State the number of lines in these records holding "Space". Say nothing more.

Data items
◆ ◆ ◆

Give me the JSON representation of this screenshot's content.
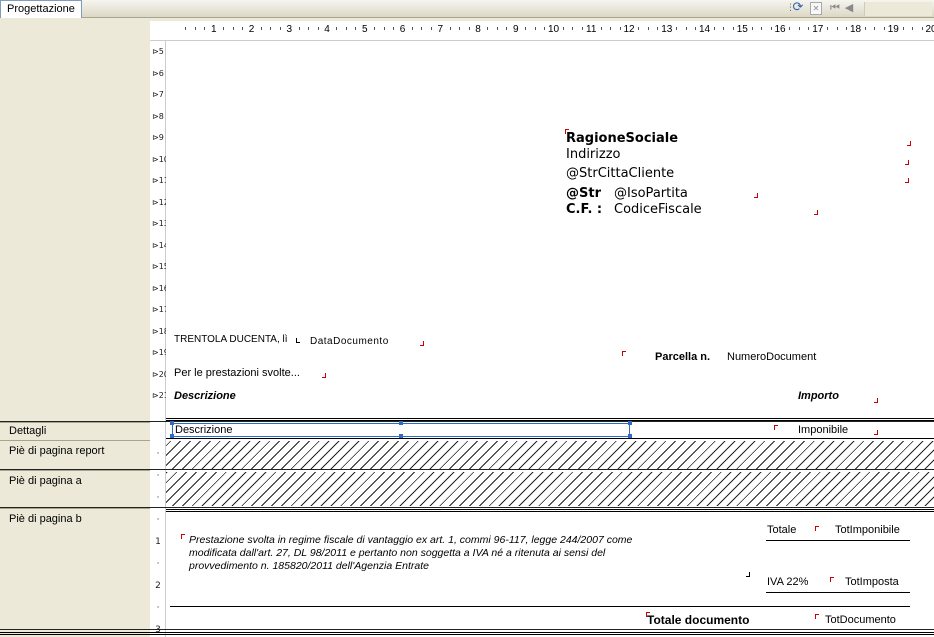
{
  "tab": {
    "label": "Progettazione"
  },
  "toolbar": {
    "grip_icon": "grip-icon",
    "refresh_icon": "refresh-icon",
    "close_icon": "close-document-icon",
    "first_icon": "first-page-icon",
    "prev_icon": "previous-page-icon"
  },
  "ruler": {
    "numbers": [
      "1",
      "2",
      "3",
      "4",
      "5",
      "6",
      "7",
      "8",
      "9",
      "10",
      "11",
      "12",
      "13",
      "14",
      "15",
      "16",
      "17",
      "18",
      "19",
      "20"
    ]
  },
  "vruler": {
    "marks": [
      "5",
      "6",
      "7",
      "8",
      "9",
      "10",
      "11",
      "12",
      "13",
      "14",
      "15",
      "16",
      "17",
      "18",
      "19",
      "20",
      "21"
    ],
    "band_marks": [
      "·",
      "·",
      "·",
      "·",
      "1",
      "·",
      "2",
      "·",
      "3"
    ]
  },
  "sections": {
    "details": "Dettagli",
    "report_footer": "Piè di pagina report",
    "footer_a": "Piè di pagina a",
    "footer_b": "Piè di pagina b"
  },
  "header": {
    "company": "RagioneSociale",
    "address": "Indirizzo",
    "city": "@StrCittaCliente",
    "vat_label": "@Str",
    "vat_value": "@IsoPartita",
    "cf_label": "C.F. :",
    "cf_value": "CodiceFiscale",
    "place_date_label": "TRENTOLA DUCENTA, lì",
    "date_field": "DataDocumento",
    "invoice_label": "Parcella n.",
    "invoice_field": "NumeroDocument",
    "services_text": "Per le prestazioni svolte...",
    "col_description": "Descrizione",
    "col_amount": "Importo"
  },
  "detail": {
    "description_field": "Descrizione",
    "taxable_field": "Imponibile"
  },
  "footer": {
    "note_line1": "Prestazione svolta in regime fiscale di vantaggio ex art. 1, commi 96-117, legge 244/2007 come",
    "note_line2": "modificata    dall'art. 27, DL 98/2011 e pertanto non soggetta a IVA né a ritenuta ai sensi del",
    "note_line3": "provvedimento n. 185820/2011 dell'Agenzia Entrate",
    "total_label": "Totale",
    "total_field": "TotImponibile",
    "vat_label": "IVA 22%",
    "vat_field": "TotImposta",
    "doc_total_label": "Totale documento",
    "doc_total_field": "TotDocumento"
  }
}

◆ ◆ ◆

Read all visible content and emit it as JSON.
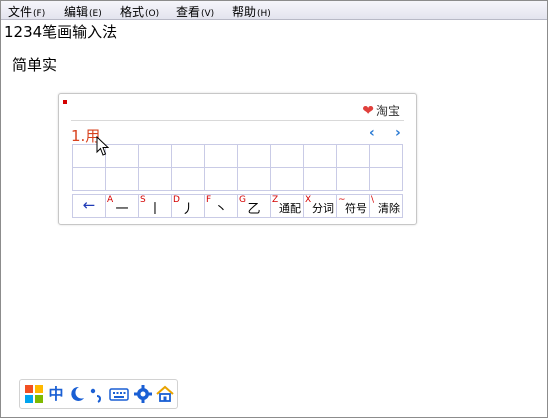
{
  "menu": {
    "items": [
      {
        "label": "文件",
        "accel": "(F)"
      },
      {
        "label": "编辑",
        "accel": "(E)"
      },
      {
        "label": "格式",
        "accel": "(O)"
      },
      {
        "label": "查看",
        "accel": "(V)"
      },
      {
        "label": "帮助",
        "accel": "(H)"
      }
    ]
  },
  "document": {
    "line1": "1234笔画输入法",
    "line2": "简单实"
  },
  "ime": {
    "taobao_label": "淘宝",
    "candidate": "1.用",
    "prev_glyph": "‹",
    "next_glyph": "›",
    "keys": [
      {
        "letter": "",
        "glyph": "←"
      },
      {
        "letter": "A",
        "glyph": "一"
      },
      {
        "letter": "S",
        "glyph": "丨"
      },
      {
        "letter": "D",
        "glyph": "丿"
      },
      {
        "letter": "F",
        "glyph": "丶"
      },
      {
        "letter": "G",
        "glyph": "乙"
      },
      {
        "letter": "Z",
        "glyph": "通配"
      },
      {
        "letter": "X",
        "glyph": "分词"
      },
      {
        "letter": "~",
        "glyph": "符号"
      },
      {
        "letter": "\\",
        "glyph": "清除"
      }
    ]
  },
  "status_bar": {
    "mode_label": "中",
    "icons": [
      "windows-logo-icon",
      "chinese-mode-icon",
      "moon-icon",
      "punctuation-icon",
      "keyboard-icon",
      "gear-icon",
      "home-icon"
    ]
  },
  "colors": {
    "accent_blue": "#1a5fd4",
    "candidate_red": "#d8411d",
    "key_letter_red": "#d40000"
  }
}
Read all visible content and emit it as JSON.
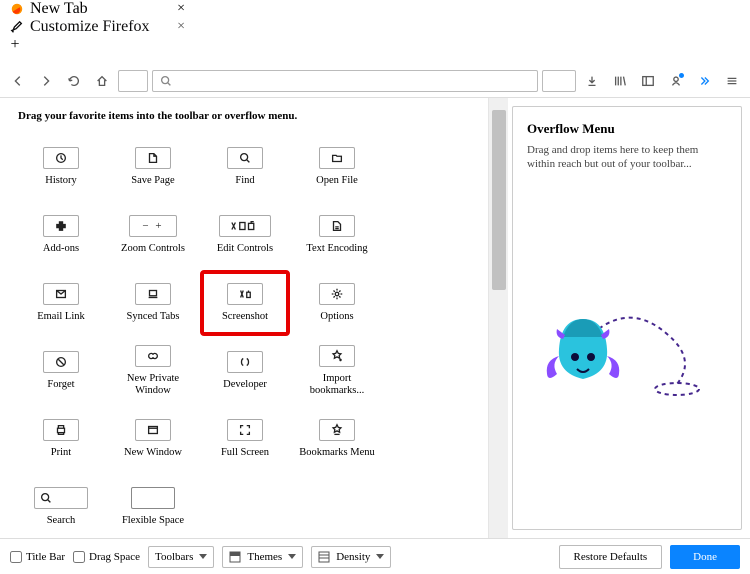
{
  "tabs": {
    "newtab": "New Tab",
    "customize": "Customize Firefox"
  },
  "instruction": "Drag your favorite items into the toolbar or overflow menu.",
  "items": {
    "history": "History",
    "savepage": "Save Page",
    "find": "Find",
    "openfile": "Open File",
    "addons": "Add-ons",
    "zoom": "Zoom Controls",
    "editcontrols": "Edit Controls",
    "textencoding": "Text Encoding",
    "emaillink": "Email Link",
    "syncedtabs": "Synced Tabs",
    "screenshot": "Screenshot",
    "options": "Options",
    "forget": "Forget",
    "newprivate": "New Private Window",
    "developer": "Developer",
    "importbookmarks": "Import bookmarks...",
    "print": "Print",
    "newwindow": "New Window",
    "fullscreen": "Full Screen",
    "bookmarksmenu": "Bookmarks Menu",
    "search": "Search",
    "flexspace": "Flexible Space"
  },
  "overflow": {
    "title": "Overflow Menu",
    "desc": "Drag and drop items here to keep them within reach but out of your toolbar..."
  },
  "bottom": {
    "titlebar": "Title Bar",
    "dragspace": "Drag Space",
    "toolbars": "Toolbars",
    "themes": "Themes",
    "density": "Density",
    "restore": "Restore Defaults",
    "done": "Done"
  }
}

◆ ◆ ◆

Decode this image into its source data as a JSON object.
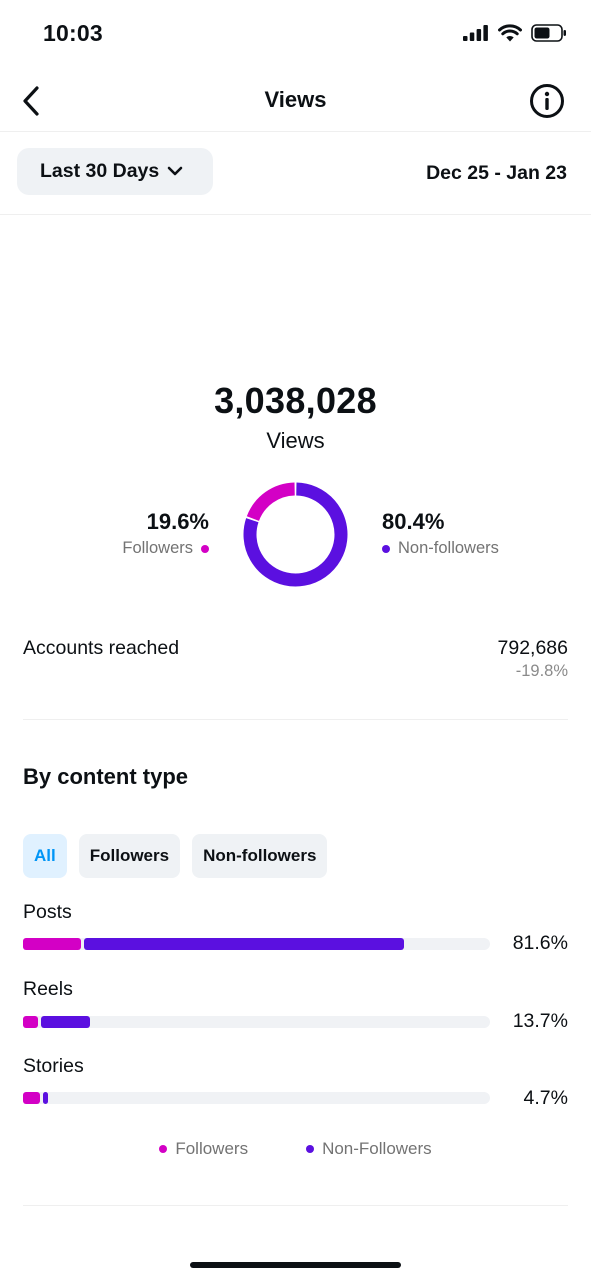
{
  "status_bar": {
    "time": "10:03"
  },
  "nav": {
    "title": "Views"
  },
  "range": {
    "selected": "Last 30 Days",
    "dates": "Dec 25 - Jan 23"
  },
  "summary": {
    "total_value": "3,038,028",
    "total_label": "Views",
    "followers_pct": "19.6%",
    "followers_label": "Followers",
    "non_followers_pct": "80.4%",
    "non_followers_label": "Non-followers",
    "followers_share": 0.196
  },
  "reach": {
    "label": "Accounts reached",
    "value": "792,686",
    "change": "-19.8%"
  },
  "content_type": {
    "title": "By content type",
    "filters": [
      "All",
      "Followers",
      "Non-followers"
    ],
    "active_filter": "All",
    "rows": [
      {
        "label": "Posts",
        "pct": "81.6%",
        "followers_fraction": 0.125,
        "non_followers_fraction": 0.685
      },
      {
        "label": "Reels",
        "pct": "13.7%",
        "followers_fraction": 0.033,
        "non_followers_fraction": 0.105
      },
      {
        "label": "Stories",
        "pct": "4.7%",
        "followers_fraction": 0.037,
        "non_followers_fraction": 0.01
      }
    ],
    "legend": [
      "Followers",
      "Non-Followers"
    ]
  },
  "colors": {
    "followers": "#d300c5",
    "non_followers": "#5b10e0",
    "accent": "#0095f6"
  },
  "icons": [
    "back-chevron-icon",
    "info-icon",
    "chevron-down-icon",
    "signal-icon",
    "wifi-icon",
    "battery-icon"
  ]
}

◆ ◆ ◆

- Output for this exercise: 2